Please repeat all of the lines that follow, exactly as written.
* begin Supplied records *
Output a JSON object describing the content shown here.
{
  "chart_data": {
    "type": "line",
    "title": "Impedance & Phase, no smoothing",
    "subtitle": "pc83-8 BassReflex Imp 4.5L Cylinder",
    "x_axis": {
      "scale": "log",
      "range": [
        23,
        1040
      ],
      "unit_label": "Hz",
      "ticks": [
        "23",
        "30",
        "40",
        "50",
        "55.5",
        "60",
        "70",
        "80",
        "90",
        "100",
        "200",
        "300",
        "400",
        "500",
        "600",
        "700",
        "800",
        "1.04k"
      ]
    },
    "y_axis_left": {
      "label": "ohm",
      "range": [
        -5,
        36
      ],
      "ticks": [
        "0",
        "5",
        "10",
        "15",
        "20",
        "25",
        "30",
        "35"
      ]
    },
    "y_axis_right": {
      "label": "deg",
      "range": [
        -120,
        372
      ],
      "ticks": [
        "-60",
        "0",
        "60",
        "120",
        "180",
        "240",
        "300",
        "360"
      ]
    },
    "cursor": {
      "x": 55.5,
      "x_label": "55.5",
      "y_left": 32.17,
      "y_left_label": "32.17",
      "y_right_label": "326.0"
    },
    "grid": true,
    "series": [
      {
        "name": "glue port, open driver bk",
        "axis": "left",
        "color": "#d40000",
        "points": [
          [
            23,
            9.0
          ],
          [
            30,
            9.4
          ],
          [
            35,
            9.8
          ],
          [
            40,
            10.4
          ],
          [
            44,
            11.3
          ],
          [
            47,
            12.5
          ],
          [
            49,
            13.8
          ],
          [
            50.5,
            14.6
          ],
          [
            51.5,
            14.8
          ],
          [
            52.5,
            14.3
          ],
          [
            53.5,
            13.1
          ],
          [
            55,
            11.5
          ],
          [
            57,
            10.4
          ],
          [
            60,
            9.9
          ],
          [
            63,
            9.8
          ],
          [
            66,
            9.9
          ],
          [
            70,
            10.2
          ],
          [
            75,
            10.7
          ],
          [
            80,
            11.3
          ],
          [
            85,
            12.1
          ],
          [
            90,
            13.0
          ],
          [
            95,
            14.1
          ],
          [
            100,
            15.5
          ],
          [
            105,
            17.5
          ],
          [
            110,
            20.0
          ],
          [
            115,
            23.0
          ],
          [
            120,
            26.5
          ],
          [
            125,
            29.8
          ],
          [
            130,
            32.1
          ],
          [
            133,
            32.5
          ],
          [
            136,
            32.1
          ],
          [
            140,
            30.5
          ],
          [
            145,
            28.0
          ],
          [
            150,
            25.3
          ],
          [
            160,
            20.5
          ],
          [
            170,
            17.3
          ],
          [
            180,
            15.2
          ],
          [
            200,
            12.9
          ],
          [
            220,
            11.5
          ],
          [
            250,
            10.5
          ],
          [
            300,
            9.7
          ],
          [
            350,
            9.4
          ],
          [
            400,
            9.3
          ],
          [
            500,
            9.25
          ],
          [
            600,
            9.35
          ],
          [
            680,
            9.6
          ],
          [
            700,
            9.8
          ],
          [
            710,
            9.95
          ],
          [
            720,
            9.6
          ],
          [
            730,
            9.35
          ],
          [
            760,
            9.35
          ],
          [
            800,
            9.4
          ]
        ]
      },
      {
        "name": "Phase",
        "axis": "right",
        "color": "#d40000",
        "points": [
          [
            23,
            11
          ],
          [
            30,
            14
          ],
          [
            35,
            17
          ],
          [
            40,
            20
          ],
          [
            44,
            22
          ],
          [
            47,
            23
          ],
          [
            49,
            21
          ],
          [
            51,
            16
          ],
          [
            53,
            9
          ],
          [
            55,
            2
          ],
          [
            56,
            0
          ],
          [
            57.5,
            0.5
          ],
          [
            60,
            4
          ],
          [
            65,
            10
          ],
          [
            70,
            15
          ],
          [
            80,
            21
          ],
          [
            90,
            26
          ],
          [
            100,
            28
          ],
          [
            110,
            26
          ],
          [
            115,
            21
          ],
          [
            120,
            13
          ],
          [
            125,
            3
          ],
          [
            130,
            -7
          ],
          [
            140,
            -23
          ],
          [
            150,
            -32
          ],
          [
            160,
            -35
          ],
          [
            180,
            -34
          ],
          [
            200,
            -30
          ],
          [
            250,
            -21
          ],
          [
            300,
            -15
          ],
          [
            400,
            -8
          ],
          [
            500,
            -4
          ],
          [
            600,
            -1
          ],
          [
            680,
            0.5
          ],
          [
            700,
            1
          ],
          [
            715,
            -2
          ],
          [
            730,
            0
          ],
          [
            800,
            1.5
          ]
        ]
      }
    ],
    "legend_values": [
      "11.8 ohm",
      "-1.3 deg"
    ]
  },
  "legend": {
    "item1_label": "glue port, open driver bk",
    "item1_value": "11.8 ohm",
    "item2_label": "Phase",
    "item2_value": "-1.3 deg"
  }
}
* end Supplied records *
# Task answer
Output a JSON object describing the content shown here.
{
  "chart_data": {
    "type": "line",
    "title": "Impedance & Phase, no smoothing",
    "subtitle": "pc83-8 BassReflex Imp 4.5L Cylinder",
    "x_axis": {
      "scale": "log",
      "range": [
        23,
        1040
      ],
      "unit_label": "Hz",
      "ticks": [
        "23",
        "30",
        "40",
        "50",
        "55.5",
        "60",
        "70",
        "80",
        "90",
        "100",
        "200",
        "300",
        "400",
        "500",
        "600",
        "700",
        "800",
        "1.04k"
      ]
    },
    "y_axis_left": {
      "label": "ohm",
      "range": [
        -5,
        36
      ],
      "ticks": [
        "0",
        "5",
        "10",
        "15",
        "20",
        "25",
        "30",
        "35"
      ]
    },
    "y_axis_right": {
      "label": "deg",
      "range": [
        -120,
        372
      ],
      "ticks": [
        "-60",
        "0",
        "60",
        "120",
        "180",
        "240",
        "300",
        "360"
      ]
    },
    "cursor": {
      "x": 55.5,
      "x_label": "55.5",
      "y_left": 32.17,
      "y_left_label": "32.17",
      "y_right_label": "326.0"
    },
    "grid": true,
    "series": [
      {
        "name": "glue port, open driver bk",
        "axis": "left",
        "color": "#d40000",
        "points": [
          [
            23,
            9.0
          ],
          [
            30,
            9.4
          ],
          [
            35,
            9.8
          ],
          [
            40,
            10.4
          ],
          [
            44,
            11.3
          ],
          [
            47,
            12.5
          ],
          [
            49,
            13.8
          ],
          [
            50.5,
            14.6
          ],
          [
            51.5,
            14.8
          ],
          [
            52.5,
            14.3
          ],
          [
            53.5,
            13.1
          ],
          [
            55,
            11.5
          ],
          [
            57,
            10.4
          ],
          [
            60,
            9.9
          ],
          [
            63,
            9.8
          ],
          [
            66,
            9.9
          ],
          [
            70,
            10.2
          ],
          [
            75,
            10.7
          ],
          [
            80,
            11.3
          ],
          [
            85,
            12.1
          ],
          [
            90,
            13.0
          ],
          [
            95,
            14.1
          ],
          [
            100,
            15.5
          ],
          [
            105,
            17.5
          ],
          [
            110,
            20.0
          ],
          [
            115,
            23.0
          ],
          [
            120,
            26.5
          ],
          [
            125,
            29.8
          ],
          [
            130,
            32.1
          ],
          [
            133,
            32.5
          ],
          [
            136,
            32.1
          ],
          [
            140,
            30.5
          ],
          [
            145,
            28.0
          ],
          [
            150,
            25.3
          ],
          [
            160,
            20.5
          ],
          [
            170,
            17.3
          ],
          [
            180,
            15.2
          ],
          [
            200,
            12.9
          ],
          [
            220,
            11.5
          ],
          [
            250,
            10.5
          ],
          [
            300,
            9.7
          ],
          [
            350,
            9.4
          ],
          [
            400,
            9.3
          ],
          [
            500,
            9.25
          ],
          [
            600,
            9.35
          ],
          [
            680,
            9.6
          ],
          [
            700,
            9.8
          ],
          [
            710,
            9.95
          ],
          [
            720,
            9.6
          ],
          [
            730,
            9.35
          ],
          [
            760,
            9.35
          ],
          [
            800,
            9.4
          ]
        ]
      },
      {
        "name": "Phase",
        "axis": "right",
        "color": "#d40000",
        "points": [
          [
            23,
            11
          ],
          [
            30,
            14
          ],
          [
            35,
            17
          ],
          [
            40,
            20
          ],
          [
            44,
            22
          ],
          [
            47,
            23
          ],
          [
            49,
            21
          ],
          [
            51,
            16
          ],
          [
            53,
            9
          ],
          [
            55,
            2
          ],
          [
            56,
            0
          ],
          [
            57.5,
            0.5
          ],
          [
            60,
            4
          ],
          [
            65,
            10
          ],
          [
            70,
            15
          ],
          [
            80,
            21
          ],
          [
            90,
            26
          ],
          [
            100,
            28
          ],
          [
            110,
            26
          ],
          [
            115,
            21
          ],
          [
            120,
            13
          ],
          [
            125,
            3
          ],
          [
            130,
            -7
          ],
          [
            140,
            -23
          ],
          [
            150,
            -32
          ],
          [
            160,
            -35
          ],
          [
            180,
            -34
          ],
          [
            200,
            -30
          ],
          [
            250,
            -21
          ],
          [
            300,
            -15
          ],
          [
            400,
            -8
          ],
          [
            500,
            -4
          ],
          [
            600,
            -1
          ],
          [
            680,
            0.5
          ],
          [
            700,
            1
          ],
          [
            715,
            -2
          ],
          [
            730,
            0
          ],
          [
            800,
            1.5
          ]
        ]
      }
    ],
    "legend_values": [
      "11.8 ohm",
      "-1.3 deg"
    ]
  },
  "legend": {
    "item1_label": "glue port, open driver bk",
    "item1_value": "11.8 ohm",
    "item2_label": "Phase",
    "item2_value": "-1.3 deg"
  }
}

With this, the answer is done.